■ TASK OBJECTIVE
Read the entries below and pull out each line with the string "SHORT".

■ LISTING
──────────────────────────────
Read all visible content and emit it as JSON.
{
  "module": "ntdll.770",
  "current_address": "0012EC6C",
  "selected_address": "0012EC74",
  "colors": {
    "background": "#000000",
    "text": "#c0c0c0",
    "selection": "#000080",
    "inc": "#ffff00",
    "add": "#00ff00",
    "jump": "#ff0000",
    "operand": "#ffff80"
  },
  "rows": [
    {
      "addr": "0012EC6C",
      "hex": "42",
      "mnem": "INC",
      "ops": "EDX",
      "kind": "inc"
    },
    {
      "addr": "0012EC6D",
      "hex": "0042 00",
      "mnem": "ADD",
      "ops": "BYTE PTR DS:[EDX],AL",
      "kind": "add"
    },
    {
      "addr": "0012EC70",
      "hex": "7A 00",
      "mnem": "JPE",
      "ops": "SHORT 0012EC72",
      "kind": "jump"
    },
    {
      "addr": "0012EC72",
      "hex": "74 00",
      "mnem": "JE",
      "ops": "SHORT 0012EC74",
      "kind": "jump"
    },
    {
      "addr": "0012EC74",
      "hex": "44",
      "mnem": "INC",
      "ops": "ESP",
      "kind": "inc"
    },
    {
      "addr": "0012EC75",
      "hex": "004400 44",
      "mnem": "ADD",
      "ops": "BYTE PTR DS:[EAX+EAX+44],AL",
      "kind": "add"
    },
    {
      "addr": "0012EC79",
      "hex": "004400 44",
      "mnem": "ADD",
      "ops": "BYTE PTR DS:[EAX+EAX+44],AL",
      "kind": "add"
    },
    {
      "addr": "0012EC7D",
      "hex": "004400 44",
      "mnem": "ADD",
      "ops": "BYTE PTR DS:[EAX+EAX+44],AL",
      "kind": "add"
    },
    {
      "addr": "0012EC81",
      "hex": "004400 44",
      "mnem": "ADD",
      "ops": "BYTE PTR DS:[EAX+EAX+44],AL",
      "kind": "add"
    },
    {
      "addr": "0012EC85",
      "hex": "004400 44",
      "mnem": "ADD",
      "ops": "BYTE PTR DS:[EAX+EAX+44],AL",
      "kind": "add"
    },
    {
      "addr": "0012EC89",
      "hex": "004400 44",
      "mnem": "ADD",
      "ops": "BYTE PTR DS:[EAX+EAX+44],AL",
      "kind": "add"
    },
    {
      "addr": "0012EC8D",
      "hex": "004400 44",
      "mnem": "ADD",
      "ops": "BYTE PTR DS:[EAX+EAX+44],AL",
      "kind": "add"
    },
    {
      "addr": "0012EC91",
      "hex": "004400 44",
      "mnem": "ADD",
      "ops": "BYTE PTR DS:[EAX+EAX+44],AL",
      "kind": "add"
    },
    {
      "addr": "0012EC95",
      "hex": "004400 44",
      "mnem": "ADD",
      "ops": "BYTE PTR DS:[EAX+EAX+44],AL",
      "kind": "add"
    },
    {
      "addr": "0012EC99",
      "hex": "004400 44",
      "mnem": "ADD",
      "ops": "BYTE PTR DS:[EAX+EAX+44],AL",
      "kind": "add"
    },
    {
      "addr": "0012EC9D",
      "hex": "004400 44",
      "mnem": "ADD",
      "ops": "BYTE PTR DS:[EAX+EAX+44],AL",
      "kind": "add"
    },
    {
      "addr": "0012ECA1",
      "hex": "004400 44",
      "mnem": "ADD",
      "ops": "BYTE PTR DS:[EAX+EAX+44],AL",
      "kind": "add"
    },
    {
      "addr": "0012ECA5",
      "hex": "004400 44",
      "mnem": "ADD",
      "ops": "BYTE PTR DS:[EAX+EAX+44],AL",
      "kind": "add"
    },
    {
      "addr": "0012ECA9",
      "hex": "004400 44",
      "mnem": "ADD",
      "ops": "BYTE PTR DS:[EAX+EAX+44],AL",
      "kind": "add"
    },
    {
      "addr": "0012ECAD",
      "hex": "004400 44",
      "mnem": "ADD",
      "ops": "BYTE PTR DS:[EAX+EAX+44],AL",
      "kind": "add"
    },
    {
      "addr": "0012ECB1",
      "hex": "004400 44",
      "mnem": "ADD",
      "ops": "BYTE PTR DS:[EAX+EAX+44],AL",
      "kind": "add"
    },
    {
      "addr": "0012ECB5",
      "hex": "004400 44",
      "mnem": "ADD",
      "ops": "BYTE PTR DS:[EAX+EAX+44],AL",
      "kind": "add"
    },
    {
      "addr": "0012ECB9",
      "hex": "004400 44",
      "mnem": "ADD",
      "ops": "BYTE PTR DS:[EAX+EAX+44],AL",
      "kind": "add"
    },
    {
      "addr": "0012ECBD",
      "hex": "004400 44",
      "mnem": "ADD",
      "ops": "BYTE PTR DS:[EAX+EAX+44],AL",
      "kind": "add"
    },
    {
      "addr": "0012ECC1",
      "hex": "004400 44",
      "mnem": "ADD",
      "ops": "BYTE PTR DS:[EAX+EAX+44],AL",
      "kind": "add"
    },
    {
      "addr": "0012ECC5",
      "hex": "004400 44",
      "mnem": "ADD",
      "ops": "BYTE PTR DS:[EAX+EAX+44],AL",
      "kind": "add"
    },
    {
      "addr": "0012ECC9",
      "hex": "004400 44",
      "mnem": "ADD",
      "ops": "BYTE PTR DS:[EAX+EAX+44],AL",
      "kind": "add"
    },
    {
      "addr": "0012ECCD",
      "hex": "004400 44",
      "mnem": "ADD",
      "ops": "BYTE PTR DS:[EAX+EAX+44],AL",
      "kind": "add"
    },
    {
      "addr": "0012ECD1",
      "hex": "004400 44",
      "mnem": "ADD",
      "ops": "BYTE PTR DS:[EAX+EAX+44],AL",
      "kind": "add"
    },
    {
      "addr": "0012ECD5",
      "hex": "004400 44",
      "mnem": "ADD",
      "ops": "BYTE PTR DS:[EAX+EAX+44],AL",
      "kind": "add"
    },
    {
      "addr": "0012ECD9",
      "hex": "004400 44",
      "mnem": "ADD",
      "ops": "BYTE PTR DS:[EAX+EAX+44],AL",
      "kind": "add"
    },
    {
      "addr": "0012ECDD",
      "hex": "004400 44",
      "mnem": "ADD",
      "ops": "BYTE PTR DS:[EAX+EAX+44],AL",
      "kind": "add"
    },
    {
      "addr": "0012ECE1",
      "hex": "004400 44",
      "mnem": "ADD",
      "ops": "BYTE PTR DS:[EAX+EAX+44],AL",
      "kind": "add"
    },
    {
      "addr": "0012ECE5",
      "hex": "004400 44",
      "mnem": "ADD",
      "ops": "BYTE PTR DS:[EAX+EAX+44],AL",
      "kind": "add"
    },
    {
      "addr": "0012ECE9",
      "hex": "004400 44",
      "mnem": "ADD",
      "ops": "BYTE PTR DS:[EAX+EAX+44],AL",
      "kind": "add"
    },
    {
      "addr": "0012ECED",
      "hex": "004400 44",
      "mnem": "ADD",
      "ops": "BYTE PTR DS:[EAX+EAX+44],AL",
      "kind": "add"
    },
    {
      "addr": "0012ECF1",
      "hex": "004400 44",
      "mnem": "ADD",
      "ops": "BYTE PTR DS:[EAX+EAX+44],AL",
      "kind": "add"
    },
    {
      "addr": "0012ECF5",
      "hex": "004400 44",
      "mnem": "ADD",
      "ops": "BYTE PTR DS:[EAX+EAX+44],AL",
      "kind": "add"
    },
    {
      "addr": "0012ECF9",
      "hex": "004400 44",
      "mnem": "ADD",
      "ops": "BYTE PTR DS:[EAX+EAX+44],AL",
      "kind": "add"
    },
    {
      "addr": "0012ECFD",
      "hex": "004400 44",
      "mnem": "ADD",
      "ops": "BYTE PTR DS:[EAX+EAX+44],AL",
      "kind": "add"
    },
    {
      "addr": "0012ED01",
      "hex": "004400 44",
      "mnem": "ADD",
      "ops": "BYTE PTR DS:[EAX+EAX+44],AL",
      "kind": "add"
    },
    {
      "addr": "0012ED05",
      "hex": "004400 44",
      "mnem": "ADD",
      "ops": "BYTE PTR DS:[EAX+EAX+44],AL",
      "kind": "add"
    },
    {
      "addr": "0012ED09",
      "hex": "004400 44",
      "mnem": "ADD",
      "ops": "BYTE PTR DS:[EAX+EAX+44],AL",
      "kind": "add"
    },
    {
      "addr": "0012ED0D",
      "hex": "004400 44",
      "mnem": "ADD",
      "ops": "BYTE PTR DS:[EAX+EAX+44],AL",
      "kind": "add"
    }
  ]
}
──────────────────────────────
■ EXERCISE RESPONSE
      "ops": "SHORT 0012EC72",
      "ops": "SHORT 0012EC74",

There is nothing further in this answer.